## TEXTO DE ESTUDO
========================================================================
O norovirus não é novidade para ninguém que faz cruzeiros… em Novembro de 2019, passei parte de um cruzeiro dentro de um camarote, é chato, é, mas tinha de ser, a segurança sanitária tem de ser levada a sério.
Se a circulação a bordo se fará de forma mais controlada; se teremos menos lugares sentados nos teatros e isso obriga a mais sessões de espetáculos; se o acesso aos buffets será diferente ou ainda o acesso aos elevadores será mais controlado, pois não sei, acredito que isso tudo esteja a ser bem tratado.
Acredito que teremos um “selo” para os navios limpos, tal como temos para a certificação energética ou ecológica, ou teremos para os espaços comerciais.
6) Todos os portugueses querem mais cruzeiros desde portos nacionais. Sabemos do esforço que as companhias têm feito para trazer os navios para Portugal. Não será o pós-COVID-19 uma altura ideal para haver mais embarques e itinerários diferenciados desde Portugal?
========================================================================
## DADOS DO EXERCÍCIO
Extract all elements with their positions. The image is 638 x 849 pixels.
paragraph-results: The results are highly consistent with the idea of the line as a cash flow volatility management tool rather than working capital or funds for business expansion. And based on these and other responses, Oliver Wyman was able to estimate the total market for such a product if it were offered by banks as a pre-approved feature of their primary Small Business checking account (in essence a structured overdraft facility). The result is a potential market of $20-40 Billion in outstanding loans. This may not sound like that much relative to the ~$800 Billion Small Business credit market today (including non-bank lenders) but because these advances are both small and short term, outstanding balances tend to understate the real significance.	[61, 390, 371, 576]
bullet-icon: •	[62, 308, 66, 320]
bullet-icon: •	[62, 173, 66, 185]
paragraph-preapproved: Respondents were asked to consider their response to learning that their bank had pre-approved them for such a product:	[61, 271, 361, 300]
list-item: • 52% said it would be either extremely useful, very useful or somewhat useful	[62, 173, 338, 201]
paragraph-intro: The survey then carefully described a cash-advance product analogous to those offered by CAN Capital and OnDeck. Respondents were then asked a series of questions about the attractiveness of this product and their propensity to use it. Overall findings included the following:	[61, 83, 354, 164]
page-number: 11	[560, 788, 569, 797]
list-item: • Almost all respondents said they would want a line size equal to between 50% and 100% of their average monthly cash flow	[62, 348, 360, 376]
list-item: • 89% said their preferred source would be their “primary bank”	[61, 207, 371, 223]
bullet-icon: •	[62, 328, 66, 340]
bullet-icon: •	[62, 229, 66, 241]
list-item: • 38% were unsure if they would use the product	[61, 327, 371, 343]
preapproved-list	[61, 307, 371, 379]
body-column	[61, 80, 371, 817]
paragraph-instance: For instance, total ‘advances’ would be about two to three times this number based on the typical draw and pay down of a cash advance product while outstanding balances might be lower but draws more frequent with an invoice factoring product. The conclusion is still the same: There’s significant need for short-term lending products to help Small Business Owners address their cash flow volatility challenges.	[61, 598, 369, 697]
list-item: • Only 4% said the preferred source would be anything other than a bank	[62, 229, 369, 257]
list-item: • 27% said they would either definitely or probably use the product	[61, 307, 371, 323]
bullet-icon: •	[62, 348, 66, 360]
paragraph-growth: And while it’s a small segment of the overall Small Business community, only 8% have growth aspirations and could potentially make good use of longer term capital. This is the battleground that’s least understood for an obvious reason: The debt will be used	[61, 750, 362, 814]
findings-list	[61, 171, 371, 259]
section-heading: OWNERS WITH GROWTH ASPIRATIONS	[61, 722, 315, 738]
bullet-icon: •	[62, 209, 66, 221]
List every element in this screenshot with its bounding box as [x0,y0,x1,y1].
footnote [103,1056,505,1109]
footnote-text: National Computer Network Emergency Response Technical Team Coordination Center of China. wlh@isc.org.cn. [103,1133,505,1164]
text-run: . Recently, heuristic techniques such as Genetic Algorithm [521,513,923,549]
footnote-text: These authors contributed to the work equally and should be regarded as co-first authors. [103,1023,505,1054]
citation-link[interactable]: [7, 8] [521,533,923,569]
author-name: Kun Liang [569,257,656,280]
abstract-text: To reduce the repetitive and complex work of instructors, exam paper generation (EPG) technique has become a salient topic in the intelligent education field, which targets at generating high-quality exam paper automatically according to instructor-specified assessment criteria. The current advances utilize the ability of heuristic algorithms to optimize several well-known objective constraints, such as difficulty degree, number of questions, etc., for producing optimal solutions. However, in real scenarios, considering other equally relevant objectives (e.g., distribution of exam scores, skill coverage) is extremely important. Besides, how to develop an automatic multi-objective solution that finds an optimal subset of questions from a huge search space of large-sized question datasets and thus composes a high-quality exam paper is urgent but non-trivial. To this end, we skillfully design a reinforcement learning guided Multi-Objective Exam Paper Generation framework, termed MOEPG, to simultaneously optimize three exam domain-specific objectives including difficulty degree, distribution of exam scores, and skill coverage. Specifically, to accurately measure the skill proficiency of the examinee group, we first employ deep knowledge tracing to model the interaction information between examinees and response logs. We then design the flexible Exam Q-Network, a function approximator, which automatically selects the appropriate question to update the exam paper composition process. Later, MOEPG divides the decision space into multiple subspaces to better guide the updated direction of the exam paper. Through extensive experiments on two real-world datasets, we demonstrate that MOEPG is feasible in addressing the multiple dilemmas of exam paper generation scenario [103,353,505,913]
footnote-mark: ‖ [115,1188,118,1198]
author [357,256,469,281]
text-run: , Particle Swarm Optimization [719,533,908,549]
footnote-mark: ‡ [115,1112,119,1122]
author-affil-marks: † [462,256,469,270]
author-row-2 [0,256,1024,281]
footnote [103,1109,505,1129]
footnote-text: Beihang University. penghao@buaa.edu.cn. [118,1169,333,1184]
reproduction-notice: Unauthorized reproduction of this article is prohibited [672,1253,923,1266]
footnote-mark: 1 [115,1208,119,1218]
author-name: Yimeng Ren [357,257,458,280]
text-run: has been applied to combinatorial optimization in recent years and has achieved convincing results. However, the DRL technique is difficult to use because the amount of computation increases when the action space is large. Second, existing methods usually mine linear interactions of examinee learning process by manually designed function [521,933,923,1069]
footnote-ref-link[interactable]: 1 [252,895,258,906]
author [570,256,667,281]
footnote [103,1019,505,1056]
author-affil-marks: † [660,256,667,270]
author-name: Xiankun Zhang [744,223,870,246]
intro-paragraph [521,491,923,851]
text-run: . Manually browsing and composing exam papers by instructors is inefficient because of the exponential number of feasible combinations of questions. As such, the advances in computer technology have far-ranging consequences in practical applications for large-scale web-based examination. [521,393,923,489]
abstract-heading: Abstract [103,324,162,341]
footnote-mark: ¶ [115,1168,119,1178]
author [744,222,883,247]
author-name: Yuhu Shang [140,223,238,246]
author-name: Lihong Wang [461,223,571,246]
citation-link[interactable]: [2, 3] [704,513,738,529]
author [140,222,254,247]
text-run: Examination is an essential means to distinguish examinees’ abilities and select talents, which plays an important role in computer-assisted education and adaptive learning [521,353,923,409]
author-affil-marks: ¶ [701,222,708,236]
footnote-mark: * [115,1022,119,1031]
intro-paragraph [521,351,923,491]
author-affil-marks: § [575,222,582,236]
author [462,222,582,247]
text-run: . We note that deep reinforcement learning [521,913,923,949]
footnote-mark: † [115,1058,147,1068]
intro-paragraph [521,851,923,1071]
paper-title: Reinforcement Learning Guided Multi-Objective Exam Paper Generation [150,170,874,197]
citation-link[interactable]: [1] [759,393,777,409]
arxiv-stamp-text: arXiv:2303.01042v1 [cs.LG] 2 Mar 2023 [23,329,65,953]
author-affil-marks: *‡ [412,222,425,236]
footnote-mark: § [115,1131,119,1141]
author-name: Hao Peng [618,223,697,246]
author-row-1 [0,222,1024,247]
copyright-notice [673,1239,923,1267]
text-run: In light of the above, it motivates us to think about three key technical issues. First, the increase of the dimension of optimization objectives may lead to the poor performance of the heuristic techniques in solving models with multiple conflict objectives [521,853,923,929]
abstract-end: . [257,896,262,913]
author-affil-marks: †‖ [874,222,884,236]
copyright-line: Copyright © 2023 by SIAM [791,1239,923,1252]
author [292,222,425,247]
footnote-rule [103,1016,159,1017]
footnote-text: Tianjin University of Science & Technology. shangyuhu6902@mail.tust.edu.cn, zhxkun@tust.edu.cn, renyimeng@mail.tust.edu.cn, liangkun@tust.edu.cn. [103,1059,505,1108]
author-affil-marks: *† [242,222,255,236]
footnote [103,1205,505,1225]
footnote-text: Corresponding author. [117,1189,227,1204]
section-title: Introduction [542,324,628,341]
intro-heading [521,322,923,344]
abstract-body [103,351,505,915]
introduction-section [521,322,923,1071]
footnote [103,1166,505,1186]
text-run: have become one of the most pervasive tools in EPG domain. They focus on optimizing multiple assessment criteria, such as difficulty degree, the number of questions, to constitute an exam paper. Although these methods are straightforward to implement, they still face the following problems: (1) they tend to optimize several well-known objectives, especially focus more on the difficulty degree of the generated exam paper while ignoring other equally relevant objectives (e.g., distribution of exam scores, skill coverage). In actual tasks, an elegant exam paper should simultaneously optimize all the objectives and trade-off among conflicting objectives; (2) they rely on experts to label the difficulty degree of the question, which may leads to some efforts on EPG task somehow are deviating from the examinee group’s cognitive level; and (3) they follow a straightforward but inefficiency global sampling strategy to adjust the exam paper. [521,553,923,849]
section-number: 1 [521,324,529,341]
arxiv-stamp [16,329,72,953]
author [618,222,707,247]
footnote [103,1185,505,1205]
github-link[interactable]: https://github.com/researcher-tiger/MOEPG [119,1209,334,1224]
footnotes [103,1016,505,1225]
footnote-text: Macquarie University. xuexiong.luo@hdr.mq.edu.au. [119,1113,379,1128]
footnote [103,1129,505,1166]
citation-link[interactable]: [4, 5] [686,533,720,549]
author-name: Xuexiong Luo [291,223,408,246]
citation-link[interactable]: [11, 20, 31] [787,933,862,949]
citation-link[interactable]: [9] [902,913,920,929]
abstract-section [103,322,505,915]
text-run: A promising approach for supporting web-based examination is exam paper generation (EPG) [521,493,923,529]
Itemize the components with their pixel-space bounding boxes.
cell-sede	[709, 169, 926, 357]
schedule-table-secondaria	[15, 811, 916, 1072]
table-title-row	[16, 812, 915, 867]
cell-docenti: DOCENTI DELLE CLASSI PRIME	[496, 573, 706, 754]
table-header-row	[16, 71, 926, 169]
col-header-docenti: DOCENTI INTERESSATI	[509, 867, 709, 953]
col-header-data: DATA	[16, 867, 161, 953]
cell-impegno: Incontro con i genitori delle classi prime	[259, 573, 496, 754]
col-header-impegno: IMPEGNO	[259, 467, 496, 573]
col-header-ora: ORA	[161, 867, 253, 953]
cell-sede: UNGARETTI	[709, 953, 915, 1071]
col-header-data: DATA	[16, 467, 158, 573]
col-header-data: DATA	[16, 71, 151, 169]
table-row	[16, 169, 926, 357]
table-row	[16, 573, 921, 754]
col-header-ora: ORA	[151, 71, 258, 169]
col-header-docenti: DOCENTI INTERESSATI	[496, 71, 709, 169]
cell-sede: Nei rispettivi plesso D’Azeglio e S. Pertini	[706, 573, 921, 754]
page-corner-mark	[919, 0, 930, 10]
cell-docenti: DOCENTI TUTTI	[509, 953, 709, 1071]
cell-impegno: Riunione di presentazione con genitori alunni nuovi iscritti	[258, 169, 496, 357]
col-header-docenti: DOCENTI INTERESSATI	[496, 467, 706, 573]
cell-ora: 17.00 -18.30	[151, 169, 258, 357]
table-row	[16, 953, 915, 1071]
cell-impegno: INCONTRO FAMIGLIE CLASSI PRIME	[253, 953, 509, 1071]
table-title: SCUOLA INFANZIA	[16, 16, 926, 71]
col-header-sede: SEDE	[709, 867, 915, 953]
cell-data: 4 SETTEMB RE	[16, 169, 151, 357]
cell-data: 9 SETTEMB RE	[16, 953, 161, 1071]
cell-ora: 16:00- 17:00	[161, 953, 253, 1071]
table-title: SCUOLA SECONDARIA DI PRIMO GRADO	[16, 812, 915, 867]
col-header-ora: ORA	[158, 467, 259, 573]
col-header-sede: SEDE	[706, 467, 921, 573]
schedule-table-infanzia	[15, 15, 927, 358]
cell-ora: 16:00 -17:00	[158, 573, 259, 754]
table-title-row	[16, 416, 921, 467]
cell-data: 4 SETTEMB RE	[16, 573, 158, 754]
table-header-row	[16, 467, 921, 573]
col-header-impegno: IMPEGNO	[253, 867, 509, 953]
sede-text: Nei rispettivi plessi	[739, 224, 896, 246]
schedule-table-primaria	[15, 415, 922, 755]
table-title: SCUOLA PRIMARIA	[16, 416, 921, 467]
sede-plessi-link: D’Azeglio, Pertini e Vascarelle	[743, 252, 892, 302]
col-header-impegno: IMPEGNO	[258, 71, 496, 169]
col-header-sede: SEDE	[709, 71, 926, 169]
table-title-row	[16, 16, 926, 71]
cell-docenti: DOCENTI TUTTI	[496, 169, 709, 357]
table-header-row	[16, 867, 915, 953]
========================================================================
## O QUE FAZER
1. Altere todo o trecho do texto sobre cruzeiros que vai de "O norovirus não" até "ser bem tratado.", trocando "camarote" por "quarto", e apresente-o por inteiro.
2. Prossiga o texto sobre cruzeiros a partir do ponto em que ele termina.

## RESPOSTAS POR TAREFA
1.
O norovirus não é novidade para ninguém que faz cruzeiros… em Novembro de 2019, passei parte de um cruzeiro dentro de um quarto, é chato, é, mas tinha de ser, a segurança sanitária tem de ser levada a sério.
Se a circulação a bordo se fará de forma mais controlada; se teremos menos lugares sentados nos teatros e isso obriga a mais sessões de espetáculos; se o acesso aos buffets será diferente ou ainda o acesso aos elevadores será mais controlado, pois não sei, acredito que isso tudo esteja a ser bem tratado.

2.
Entendemos que seria benéfico para os clientes portugueses que tivéssemos mais embarques nos portos portugueses, mais datas e mais companhias a explorarem o nosso mercado. Naturalmente, que os navios mais apetecíveis são sempre navios os mais recentes e mais tecnológicos, os que têm mais atividades para os hóspedes. Estes são normalmente navios de maior capacidade com 4, 5 ou 6 mil hóspedes, e o nosso mercado não comporta a emissão de elevados números de turistas de cruzeiros.
O porto preferencial para estes embarques seria Lisboa. Há muitas razões para que isso pudesse acontecer, a título de exemplo – tem aeroporto internacional, linhas de comboios, hotelaria para receber os turistas antes ou após os cruzeiros, atratividade da cidade, etc.
Temos outra variável, a geolocalização – cruzeiros com embarque em Lisboa teríamos itinerários até aos Países Baixos ou Grã-Bretanha, para o Mediterrâneo até Itália ou passando pelo norte de África ou Canárias.
Como não temos capacidade para meter durante uma temporada inteira (Primavera, Verão ou Outono), um navio com essas características ficamos então para o mercado português para os portugueses com meia dúzia de datas e duas companhias a fazerem itinerários de Lisboa até Itália e regresso, no fundo é o cruzeiro para os espanhóis um Barcelona-Barcelona, passando por Lisboa, ou para os Italianos, Genova ou Savona com escala em Lisboa.
Vejo com interesse os embarques no bonito terminal de Leixões, contudo a proximidade a Vigo, à Corunha e mesmo a Lisboa, não é uma primeira escolha por parte dos decisores terem muitos embarques a norte de país.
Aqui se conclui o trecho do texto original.